>> START THE INPUT

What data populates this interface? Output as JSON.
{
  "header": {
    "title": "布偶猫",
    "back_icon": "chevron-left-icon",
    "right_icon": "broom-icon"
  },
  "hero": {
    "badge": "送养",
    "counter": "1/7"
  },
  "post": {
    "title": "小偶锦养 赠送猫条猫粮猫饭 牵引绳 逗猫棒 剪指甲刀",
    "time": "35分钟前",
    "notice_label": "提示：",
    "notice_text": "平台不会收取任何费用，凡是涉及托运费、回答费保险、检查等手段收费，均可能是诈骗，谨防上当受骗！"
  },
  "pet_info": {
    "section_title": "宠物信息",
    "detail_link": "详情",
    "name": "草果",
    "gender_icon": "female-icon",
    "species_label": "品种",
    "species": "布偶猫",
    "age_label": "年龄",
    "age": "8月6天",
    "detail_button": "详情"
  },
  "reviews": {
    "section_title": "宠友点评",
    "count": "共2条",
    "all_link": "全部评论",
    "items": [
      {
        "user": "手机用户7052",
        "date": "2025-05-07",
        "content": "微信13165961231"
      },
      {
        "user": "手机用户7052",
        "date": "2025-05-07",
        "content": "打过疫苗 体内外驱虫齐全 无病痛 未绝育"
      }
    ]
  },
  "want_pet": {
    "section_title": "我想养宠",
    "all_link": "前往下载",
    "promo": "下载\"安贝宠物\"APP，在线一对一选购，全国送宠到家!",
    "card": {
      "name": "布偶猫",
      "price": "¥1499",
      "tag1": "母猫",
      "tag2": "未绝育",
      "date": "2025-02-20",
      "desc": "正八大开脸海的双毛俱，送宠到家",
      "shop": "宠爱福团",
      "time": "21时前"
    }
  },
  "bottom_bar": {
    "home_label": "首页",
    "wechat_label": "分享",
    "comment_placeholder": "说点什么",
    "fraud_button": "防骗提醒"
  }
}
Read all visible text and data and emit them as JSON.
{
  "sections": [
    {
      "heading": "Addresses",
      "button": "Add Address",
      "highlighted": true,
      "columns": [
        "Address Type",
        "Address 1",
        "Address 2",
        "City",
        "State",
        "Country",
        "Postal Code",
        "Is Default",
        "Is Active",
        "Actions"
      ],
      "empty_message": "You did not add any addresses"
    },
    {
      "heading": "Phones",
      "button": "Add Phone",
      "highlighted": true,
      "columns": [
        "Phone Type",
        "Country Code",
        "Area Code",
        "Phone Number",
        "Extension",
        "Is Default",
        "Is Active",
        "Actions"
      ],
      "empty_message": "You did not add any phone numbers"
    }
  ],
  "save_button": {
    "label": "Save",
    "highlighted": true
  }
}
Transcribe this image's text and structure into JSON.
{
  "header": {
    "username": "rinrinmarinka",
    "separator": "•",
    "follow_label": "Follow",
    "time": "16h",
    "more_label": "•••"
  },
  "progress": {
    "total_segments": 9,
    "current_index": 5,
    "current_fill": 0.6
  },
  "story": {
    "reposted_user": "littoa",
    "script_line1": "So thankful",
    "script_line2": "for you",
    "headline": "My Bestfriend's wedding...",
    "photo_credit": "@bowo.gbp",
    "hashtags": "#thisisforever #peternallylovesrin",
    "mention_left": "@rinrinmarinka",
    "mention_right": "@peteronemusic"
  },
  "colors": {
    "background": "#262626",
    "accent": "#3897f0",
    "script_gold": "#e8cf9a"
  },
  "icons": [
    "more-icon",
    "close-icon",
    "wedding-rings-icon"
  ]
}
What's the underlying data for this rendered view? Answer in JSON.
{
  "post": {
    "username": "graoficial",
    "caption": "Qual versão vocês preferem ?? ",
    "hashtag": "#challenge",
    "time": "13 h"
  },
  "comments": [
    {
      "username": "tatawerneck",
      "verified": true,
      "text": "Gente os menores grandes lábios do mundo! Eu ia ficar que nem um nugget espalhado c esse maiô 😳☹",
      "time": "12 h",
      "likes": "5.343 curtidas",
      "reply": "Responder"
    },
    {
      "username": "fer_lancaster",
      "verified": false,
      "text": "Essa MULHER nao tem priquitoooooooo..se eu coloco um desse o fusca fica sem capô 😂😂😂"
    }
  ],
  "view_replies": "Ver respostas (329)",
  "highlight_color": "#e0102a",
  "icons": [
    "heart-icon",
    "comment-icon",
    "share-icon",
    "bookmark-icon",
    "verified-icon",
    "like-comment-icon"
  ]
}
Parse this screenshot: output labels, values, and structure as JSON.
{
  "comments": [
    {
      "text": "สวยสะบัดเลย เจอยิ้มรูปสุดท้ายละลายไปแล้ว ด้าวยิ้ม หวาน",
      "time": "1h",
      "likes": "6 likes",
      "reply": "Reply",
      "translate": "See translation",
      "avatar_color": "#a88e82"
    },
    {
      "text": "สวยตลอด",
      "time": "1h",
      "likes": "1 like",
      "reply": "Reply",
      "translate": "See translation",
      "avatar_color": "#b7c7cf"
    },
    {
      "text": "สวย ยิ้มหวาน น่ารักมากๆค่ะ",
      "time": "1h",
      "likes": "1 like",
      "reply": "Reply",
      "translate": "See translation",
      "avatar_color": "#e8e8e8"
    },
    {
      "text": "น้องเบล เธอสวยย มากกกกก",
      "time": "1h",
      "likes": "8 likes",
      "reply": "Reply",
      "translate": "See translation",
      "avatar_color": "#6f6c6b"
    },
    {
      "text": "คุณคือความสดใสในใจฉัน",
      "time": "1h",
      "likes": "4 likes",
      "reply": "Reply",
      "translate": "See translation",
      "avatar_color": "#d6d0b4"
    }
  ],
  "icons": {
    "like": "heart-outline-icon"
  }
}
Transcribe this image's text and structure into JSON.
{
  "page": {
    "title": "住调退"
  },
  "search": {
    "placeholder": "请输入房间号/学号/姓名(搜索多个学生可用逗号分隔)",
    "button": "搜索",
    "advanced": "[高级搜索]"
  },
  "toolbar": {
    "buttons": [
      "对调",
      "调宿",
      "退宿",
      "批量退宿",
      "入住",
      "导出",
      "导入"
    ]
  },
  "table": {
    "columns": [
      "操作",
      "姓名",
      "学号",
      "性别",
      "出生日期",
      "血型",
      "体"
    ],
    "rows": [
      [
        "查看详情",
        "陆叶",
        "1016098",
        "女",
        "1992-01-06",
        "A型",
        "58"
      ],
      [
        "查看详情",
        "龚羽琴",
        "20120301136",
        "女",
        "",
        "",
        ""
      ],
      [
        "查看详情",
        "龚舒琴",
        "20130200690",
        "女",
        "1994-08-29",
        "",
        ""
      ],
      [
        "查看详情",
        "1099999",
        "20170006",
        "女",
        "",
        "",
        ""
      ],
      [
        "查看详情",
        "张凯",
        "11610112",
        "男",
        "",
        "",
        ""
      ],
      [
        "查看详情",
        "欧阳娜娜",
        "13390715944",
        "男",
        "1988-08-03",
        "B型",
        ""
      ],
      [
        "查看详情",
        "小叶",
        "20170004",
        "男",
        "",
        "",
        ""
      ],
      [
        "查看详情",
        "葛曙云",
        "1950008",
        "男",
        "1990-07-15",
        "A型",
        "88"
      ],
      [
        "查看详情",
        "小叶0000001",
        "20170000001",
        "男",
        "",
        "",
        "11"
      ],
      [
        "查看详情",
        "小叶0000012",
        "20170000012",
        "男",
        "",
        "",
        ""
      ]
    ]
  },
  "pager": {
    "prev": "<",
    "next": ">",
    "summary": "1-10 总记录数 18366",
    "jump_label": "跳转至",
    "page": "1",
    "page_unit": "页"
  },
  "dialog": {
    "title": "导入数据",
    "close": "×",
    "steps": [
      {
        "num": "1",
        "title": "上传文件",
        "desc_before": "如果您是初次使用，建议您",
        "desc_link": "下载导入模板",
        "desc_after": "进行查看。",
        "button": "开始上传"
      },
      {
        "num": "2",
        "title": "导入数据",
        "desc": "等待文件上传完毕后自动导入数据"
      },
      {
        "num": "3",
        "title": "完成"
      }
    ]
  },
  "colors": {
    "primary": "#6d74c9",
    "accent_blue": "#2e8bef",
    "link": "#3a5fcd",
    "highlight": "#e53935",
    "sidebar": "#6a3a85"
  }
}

>> END THE INPUT

BRIEF:
Display every line of the listing that contains the string "wedding".

SOLUTION FOR THIS EXERCISE:
    "headline": "My Bestfriend's wedding...",
    "wedding-rings-icon"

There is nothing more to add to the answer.